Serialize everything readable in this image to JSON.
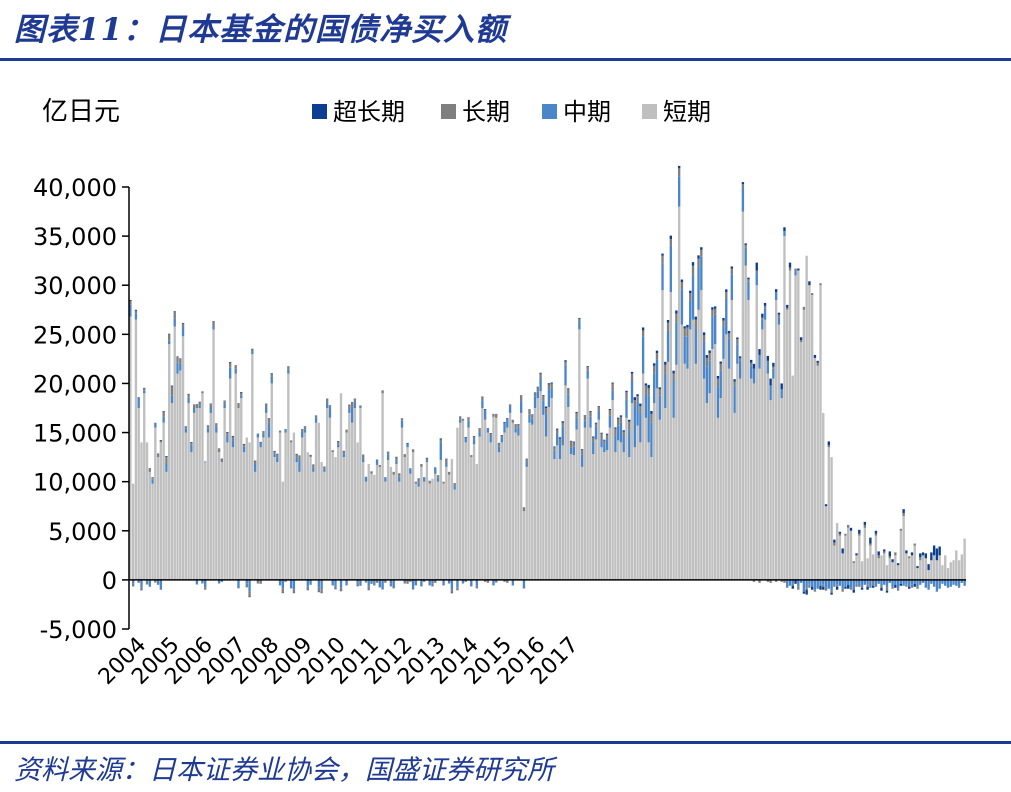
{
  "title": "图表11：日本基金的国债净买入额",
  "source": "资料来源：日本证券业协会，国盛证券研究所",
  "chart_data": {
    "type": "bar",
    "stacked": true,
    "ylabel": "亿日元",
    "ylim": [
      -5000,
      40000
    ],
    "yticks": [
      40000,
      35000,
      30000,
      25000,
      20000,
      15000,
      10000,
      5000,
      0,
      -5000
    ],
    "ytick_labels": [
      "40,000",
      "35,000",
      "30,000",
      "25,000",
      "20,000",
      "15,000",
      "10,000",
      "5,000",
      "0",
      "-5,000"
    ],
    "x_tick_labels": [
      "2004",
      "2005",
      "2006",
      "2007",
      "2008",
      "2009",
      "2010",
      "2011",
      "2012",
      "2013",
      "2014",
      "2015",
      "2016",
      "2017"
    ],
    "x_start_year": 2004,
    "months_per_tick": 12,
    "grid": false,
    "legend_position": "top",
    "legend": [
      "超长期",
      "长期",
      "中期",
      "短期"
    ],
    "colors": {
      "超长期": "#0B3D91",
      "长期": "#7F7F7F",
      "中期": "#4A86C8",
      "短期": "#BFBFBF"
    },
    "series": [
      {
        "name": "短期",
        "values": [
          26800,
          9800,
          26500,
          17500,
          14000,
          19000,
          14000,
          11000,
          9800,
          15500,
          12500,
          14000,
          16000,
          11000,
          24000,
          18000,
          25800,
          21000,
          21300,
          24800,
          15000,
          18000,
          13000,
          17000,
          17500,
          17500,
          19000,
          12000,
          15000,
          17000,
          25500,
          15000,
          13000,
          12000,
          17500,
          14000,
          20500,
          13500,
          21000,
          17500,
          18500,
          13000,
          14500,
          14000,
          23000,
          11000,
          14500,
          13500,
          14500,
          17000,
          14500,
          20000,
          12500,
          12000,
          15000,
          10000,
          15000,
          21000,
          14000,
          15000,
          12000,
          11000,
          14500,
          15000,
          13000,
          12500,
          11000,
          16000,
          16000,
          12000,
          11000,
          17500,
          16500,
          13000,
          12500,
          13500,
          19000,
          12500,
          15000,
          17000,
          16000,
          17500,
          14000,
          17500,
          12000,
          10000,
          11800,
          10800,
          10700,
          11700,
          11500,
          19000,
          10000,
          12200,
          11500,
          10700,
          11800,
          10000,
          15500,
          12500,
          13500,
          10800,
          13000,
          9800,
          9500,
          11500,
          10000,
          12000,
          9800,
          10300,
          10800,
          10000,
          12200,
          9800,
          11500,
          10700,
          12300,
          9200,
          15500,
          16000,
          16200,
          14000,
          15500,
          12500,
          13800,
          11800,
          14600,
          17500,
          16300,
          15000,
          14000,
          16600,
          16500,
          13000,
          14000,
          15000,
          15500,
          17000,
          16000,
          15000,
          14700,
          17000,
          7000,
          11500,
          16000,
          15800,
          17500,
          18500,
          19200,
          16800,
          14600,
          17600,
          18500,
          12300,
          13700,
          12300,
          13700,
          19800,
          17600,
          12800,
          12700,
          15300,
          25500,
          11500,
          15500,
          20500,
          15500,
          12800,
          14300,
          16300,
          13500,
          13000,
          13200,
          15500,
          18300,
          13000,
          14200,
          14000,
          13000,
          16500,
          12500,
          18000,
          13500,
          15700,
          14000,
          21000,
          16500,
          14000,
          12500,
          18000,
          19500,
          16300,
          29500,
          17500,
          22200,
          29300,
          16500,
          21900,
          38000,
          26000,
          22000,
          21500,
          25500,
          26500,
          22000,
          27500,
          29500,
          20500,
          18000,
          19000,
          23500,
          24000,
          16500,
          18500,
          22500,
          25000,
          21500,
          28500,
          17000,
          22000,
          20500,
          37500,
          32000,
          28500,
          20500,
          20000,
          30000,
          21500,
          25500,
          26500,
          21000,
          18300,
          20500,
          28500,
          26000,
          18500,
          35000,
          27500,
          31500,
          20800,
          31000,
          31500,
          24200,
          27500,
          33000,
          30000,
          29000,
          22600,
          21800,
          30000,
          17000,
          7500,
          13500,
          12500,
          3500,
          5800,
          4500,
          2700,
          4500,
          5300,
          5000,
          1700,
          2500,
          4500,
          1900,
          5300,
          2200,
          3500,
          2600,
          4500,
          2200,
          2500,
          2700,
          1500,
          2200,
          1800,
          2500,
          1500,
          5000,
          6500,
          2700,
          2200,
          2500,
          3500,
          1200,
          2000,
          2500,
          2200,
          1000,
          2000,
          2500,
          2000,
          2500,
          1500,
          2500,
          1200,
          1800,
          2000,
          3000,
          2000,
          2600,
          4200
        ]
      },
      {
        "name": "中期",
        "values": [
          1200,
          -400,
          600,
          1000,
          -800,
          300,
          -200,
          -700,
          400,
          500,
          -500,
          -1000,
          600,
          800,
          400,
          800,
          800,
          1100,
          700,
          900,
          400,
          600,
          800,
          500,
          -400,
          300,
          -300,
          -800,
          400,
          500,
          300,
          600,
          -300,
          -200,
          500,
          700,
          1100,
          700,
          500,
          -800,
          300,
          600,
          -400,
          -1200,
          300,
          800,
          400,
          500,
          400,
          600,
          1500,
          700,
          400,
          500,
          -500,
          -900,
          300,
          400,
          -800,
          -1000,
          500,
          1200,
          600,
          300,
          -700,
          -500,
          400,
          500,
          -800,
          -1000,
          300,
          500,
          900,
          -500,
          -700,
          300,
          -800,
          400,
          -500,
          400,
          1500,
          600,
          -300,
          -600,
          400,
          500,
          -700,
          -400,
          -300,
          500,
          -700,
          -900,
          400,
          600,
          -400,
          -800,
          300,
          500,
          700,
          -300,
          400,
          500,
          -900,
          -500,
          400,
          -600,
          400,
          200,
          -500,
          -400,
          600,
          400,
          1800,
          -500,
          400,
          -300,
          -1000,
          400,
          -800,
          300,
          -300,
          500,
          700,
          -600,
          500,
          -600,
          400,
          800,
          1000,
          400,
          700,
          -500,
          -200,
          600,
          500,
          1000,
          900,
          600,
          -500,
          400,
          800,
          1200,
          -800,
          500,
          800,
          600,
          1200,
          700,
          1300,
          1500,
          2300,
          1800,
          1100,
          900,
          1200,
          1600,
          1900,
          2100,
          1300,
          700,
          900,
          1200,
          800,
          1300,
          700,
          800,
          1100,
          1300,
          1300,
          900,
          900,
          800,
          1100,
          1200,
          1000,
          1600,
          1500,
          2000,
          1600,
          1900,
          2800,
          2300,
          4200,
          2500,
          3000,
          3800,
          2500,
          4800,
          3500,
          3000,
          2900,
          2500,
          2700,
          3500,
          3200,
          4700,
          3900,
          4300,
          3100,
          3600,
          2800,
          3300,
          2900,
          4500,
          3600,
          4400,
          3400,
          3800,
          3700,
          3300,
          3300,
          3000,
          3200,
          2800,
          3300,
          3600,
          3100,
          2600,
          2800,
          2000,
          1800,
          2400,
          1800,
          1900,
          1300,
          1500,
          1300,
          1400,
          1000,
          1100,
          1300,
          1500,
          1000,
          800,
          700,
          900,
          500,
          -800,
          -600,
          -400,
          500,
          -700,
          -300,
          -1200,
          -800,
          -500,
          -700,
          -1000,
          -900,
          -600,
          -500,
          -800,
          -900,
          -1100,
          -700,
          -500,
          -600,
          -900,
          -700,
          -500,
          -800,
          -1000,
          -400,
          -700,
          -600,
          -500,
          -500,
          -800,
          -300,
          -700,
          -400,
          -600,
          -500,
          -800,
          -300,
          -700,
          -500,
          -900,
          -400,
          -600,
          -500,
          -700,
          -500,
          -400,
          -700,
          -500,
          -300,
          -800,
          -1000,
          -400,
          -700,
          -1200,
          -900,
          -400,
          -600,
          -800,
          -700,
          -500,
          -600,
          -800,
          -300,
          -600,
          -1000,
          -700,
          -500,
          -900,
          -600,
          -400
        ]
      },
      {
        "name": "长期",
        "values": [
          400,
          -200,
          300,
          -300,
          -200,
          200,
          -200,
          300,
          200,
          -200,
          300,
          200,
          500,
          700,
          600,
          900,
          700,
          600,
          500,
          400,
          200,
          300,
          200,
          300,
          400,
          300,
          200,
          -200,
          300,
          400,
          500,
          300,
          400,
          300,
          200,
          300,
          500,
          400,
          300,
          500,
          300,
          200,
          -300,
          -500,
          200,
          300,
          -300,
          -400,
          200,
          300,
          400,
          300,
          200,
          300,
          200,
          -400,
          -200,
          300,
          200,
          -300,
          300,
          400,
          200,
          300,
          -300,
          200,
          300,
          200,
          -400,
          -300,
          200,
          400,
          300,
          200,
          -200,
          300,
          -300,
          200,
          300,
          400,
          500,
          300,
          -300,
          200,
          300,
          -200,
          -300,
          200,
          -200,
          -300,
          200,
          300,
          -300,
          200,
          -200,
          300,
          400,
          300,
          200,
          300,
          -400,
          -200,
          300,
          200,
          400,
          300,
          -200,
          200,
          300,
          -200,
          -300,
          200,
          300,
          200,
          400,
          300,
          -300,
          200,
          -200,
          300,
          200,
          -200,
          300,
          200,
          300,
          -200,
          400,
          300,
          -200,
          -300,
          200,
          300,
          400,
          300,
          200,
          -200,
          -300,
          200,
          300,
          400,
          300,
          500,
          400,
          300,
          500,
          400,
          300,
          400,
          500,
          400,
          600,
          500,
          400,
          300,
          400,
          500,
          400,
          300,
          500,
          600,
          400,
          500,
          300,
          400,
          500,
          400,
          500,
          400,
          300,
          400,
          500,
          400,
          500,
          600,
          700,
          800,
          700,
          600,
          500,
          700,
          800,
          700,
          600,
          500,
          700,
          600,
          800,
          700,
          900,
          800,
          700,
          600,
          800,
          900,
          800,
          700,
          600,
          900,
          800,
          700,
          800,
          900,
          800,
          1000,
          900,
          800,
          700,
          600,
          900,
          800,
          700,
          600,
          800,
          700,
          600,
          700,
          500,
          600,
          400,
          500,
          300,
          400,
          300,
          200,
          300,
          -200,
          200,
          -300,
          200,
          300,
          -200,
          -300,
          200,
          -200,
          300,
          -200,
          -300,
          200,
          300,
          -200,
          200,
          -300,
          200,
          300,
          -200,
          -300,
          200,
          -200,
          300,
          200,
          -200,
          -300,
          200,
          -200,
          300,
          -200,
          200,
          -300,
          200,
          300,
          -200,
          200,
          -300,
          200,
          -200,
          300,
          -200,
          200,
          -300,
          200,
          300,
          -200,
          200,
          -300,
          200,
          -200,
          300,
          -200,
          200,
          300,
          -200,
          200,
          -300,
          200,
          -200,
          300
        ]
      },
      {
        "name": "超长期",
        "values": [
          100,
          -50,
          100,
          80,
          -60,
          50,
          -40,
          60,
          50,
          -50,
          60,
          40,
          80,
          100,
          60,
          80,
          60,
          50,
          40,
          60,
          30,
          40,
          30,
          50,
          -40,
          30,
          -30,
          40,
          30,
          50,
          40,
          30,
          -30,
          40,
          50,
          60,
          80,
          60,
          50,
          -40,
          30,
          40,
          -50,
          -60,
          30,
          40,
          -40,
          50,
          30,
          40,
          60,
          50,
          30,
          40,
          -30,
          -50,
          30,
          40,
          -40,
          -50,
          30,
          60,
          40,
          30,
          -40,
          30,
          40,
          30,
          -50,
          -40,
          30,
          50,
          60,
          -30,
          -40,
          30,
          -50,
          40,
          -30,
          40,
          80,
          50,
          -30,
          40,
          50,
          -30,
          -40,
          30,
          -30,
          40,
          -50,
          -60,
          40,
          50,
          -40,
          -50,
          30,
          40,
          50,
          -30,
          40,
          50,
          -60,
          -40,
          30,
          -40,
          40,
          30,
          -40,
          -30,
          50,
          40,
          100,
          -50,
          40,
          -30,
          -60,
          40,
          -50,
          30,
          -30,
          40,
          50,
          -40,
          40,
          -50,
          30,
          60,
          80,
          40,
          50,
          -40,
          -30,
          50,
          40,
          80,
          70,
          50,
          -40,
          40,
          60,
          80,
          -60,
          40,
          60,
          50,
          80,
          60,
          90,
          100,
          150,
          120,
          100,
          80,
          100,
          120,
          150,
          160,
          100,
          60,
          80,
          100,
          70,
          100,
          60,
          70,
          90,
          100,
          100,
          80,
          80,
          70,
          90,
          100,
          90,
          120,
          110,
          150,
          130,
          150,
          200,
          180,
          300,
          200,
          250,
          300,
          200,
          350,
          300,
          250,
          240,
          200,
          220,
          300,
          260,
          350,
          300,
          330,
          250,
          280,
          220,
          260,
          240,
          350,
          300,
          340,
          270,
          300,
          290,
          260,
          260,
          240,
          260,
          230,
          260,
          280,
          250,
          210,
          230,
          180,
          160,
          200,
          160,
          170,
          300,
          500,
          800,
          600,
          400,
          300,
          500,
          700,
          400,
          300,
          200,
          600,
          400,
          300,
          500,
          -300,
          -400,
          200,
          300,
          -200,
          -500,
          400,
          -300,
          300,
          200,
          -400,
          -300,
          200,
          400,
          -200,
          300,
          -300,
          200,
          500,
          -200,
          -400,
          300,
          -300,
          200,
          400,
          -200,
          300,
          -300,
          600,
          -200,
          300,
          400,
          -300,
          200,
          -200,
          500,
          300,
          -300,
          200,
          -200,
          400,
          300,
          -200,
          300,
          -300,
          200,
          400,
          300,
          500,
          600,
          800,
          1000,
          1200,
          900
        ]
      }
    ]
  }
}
* * * *
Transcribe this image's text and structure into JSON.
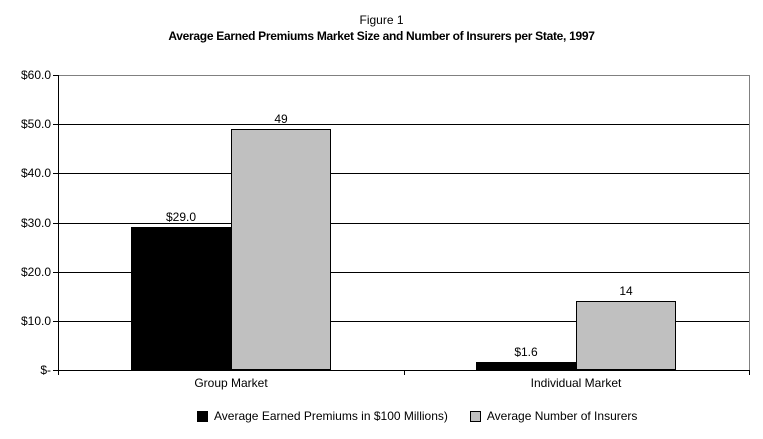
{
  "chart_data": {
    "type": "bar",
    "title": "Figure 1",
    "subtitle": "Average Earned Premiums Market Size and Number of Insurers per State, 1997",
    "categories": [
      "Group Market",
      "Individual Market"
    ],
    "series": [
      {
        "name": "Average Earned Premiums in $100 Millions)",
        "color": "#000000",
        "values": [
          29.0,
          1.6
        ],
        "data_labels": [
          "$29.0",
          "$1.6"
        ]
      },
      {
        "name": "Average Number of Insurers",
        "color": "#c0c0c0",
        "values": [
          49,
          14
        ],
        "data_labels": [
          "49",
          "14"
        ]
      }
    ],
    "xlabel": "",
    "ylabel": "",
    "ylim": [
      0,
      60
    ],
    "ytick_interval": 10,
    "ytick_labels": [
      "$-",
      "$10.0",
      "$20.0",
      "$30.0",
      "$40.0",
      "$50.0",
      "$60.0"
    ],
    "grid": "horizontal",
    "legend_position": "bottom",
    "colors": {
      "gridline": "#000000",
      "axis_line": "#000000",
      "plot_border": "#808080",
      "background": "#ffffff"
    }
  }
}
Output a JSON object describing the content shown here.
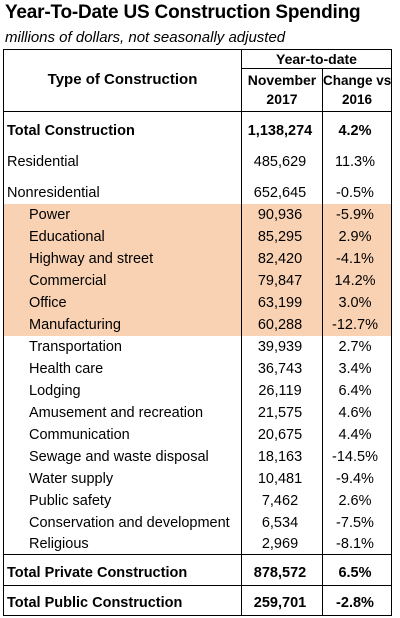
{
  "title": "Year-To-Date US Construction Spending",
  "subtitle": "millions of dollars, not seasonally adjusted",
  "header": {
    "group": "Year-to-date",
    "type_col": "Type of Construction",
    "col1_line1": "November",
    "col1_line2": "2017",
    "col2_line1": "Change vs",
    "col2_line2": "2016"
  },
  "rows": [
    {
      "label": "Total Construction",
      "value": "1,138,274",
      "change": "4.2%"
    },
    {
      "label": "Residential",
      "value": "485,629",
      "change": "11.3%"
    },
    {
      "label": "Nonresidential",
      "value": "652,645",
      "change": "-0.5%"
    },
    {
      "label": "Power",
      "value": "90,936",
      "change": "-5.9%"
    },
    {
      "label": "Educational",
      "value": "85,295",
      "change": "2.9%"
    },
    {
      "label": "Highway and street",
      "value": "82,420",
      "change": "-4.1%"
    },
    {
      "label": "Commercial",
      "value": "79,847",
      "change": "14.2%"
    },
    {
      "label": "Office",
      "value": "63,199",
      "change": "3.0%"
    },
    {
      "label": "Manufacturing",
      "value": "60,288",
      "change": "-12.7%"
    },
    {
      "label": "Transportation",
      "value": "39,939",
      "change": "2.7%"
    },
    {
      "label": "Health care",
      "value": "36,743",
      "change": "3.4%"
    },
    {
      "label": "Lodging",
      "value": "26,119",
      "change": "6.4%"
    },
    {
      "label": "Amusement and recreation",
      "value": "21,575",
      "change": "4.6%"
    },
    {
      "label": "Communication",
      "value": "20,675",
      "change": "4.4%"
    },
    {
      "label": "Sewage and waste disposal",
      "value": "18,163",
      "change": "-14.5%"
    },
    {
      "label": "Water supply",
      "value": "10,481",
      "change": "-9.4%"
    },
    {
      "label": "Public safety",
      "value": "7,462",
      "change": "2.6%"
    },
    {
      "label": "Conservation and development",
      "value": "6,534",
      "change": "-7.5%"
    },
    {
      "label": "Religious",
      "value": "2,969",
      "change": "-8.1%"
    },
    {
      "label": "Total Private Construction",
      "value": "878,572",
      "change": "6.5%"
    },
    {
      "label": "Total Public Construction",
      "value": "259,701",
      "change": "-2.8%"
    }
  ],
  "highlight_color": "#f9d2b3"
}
* * * *
GIVEN REQUEST - Where a line of the records above holds the word "JSON", copy that line.

SOLUTION TO THE PROBLEM -
Serialize everything readable in this image to JSON.
Transcribe this image's text and structure into JSON.
Output a JSON object describing the content shown here.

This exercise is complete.